## What the exercise asks:
Please convert every line of the records below into a Markdown table with the columns Row and Line, numbering each row and leaving out blank lines.

--- Start of Exercise input ---

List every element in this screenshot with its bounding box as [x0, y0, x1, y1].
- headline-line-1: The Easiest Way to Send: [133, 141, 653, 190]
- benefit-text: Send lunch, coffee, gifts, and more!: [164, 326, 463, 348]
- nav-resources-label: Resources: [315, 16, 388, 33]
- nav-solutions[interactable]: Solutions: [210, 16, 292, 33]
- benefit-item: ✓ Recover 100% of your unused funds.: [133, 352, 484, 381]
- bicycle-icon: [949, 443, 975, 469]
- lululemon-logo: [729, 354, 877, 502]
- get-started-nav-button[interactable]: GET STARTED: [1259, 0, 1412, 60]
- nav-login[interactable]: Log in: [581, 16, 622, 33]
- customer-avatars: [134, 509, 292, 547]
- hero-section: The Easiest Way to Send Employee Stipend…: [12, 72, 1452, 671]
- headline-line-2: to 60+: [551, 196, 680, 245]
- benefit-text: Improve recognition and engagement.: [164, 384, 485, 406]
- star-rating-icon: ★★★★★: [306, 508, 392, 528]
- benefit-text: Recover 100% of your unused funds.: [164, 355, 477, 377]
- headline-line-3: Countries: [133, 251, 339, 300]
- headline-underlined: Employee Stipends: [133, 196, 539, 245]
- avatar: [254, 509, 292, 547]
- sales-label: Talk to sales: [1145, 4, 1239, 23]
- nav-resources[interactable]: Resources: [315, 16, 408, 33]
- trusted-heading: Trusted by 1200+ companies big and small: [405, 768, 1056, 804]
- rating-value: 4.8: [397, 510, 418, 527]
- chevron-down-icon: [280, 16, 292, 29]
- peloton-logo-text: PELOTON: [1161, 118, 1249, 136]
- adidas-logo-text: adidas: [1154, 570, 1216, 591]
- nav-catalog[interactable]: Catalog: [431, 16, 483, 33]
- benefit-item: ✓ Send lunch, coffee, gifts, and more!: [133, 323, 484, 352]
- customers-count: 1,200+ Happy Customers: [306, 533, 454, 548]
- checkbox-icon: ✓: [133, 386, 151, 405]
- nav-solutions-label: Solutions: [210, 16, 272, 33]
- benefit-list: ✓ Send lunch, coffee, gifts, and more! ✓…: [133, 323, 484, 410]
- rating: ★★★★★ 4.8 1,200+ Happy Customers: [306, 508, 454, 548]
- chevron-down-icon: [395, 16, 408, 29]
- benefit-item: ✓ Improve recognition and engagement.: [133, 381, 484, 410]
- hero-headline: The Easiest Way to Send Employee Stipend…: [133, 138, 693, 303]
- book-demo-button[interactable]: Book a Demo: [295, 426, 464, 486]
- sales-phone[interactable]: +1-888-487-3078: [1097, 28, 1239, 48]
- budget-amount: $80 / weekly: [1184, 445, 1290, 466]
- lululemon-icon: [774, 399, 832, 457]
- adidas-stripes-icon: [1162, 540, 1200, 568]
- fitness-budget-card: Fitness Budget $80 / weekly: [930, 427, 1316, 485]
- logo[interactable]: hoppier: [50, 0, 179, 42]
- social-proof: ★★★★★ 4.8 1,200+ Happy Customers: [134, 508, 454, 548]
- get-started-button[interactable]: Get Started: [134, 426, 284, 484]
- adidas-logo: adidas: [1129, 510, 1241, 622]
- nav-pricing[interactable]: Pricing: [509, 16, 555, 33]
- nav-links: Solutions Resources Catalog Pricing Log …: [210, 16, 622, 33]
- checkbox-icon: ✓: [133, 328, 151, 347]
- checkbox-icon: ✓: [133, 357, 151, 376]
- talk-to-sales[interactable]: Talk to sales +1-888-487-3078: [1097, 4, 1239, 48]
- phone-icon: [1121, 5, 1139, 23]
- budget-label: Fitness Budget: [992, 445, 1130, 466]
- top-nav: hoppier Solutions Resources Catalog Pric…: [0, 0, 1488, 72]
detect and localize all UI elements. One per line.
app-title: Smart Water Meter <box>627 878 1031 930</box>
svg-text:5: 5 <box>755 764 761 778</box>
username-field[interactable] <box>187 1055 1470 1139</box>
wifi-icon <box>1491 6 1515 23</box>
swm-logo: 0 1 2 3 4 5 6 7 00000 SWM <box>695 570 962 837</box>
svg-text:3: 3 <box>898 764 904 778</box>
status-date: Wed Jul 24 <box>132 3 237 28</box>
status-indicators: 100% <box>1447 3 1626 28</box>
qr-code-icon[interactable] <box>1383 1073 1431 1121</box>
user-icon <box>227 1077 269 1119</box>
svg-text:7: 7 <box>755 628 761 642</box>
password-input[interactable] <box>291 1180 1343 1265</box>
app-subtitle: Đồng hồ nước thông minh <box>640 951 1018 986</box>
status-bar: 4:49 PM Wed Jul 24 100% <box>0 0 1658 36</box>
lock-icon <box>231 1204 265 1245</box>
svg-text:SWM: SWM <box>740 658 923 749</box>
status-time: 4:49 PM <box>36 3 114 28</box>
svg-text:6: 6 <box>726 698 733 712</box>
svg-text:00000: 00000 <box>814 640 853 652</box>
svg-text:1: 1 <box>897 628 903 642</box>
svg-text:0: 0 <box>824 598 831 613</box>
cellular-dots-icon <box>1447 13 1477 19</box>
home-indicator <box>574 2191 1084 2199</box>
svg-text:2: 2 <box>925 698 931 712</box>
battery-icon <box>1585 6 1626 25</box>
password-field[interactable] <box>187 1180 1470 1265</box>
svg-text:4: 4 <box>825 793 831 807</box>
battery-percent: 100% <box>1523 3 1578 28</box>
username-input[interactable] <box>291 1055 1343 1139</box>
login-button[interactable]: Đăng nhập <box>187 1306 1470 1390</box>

--- End of Exercise input ---

## Task output:
| Row | Line |
|---|---|
| 1 | List every element in this screenshot with its bounding box as [x0, y0, x1, y1]. |
| 2 | - headline-line-1: The Easiest Way to Send: [133, 141, 653, 190] |
| 3 | - benefit-text: Send lunch, coffee, gifts, and more!: [164, 326, 463, 348] |
| 4 | - nav-resources-label: Resources: [315, 16, 388, 33] |
| 5 | - nav-solutions[interactable]: Solutions: [210, 16, 292, 33] |
| 6 | - benefit-item: ✓ Recover 100% of your unused funds.: [133, 352, 484, 381] |
| 7 | - bicycle-icon: [949, 443, 975, 469] |
| 8 | - lululemon-logo: [729, 354, 877, 502] |
| 9 | - get-started-nav-button[interactable]: GET STARTED: [1259, 0, 1412, 60] |
| 10 | - nav-login[interactable]: Log in: [581, 16, 622, 33] |
| 11 | - customer-avatars: [134, 509, 292, 547] |
| 12 | - hero-section: The Easiest Way to Send Employee Stipend…: [12, 72, 1452, 671] |
| 13 | - headline-line-2: to 60+: [551, 196, 680, 245] |
| 14 | - benefit-text: Improve recognition and engagement.: [164, 384, 485, 406] |
| 15 | - star-rating-icon: ★★★★★: [306, 508, 392, 528] |
| 16 | - benefit-text: Recover 100% of your unused funds.: [164, 355, 477, 377] |
| 17 | - headline-line-3: Countries: [133, 251, 339, 300] |
| 18 | - headline-underlined: Employee Stipends: [133, 196, 539, 245] |
| 19 | - avatar: [254, 509, 292, 547] |
| 20 | - sales-label: Talk to sales: [1145, 4, 1239, 23] |
| 21 | - nav-resources[interactable]: Resources: [315, 16, 408, 33] |
| 22 | - trusted-heading: Trusted by 1200+ companies big and small: [405, 768, 1056, 804] |
| 23 | - rating-value: 4.8: [397, 510, 418, 527] |
| 24 | - chevron-down-icon: [280, 16, 292, 29] |
| 25 | - peloton-logo-text: PELOTON: [1161, 118, 1249, 136] |
| 26 | - adidas-logo-text: adidas: [1154, 570, 1216, 591] |
| 27 | - nav-catalog[interactable]: Catalog: [431, 16, 483, 33] |
| 28 | - benefit-item: ✓ Send lunch, coffee, gifts, and more!: [133, 323, 484, 352] |
| 29 | - customers-count: 1,200+ Happy Customers: [306, 533, 454, 548] |
| 30 | - checkbox-icon: ✓: [133, 386, 151, 405] |
| 31 | - nav-solutions-label: Solutions: [210, 16, 272, 33] |
| 32 | - benefit-list: ✓ Send lunch, coffee, gifts, and more! ✓…: [133, 323, 484, 410] |
| 33 | - rating: ★★★★★ 4.8 1,200+ Happy Customers: [306, 508, 454, 548] |
| 34 | - chevron-down-icon: [395, 16, 408, 29] |
| 35 | - benefit-item: ✓ Improve recognition and engagement.: [133, 381, 484, 410] |
| 36 | - hero-headline: The Easiest Way to Send Employee Stipend…: [133, 138, 693, 303] |
| 37 | - book-demo-button[interactable]: Book a Demo: [295, 426, 464, 486] |
| 38 | - sales-phone[interactable]: +1-888-487-3078: [1097, 28, 1239, 48] |
| 39 | - budget-amount: $80 / weekly: [1184, 445, 1290, 466] |
| 40 | - lululemon-icon: [774, 399, 832, 457] |
| 41 | - adidas-stripes-icon: [1162, 540, 1200, 568] |
| 42 | - fitness-budget-card: Fitness Budget $80 / weekly: [930, 427, 1316, 485] |
| 43 | - logo[interactable]: hoppier: [50, 0, 179, 42] |
| 44 | - social-proof: ★★★★★ 4.8 1,200+ Happy Customers: [134, 508, 454, 548] |
| 45 | - get-started-button[interactable]: Get Started: [134, 426, 284, 484] |
| 46 | - adidas-logo: adidas: [1129, 510, 1241, 622] |
| 47 | - nav-pricing[interactable]: Pricing: [509, 16, 555, 33] |
| 48 | - nav-links: Solutions Resources Catalog Pricing Log …: [210, 16, 622, 33] |
| 49 | - checkbox-icon: ✓: [133, 328, 151, 347] |
| 50 | - checkbox-icon: ✓: [133, 357, 151, 376] |
| 51 | - talk-to-sales[interactable]: Talk to sales +1-888-487-3078: [1097, 4, 1239, 48] |
| 52 | - phone-icon: [1121, 5, 1139, 23] |
| 53 | - budget-label: Fitness Budget: [992, 445, 1130, 466] |
| 54 | - top-nav: hoppier Solutions Resources Catalog Pric…: [0, 0, 1488, 72] |
| 55 | detect and localize all UI elements. One per line. |
| 56 | app-title: Smart Water Meter <box>627 878 1031 930</box> |
| 57 | svg-text:5: 5 <box>755 764 761 778</box> |
| 58 | username-field[interactable] <box>187 1055 1470 1139</box> |
| 59 | wifi-icon <box>1491 6 1515 23</box> |
| 60 | swm-logo: 0 1 2 3 4 5 6 7 00000 SWM <box>695 570 962 837</box> |
| 61 | svg-text:3: 3 <box>898 764 904 778</box> |
| 62 | status-date: Wed Jul 24 <box>132 3 237 28</box> |
| 63 | status-indicators: 100% <box>1447 3 1626 28</box> |
| 64 | qr-code-icon[interactable] <box>1383 1073 1431 1121</box> |
| 65 | user-icon <box>227 1077 269 1119</box> |
| 66 | svg-text:7: 7 <box>755 628 761 642</box> |
| 67 | password-input[interactable] <box>291 1180 1343 1265</box> |
| 68 | app-subtitle: Đồng hồ nước thông minh <box>640 951 1018 986</box> |
| 69 | status-bar: 4:49 PM Wed Jul 24 100% <box>0 0 1658 36</box> |
| 70 | lock-icon <box>231 1204 265 1245</box> |
| 71 | svg-text:SWM: SWM <box>740 658 923 749</box> |
| 72 | status-time: 4:49 PM <box>36 3 114 28</box> |
| 73 | svg-text:6: 6 <box>726 698 733 712</box> |
| 74 | svg-text:00000: 00000 <box>814 640 853 652</box> |
| 75 | svg-text:1: 1 <box>897 628 903 642</box> |
| 76 | svg-text:0: 0 <box>824 598 831 613</box> |
| 77 | cellular-dots-icon <box>1447 13 1477 19</box> |
| 78 | home-indicator <box>574 2191 1084 2199</box> |
| 79 | svg-text:2: 2 <box>925 698 931 712</box> |
| 80 | battery-icon <box>1585 6 1626 25</box> |
| 81 | password-field[interactable] <box>187 1180 1470 1265</box> |
| 82 | svg-text:4: 4 <box>825 793 831 807</box> |
| 83 | battery-percent: 100% <box>1523 3 1578 28</box> |
| 84 | username-input[interactable] <box>291 1055 1343 1139</box> |
| 85 | login-button[interactable]: Đăng nhập <box>187 1306 1470 1390</box> |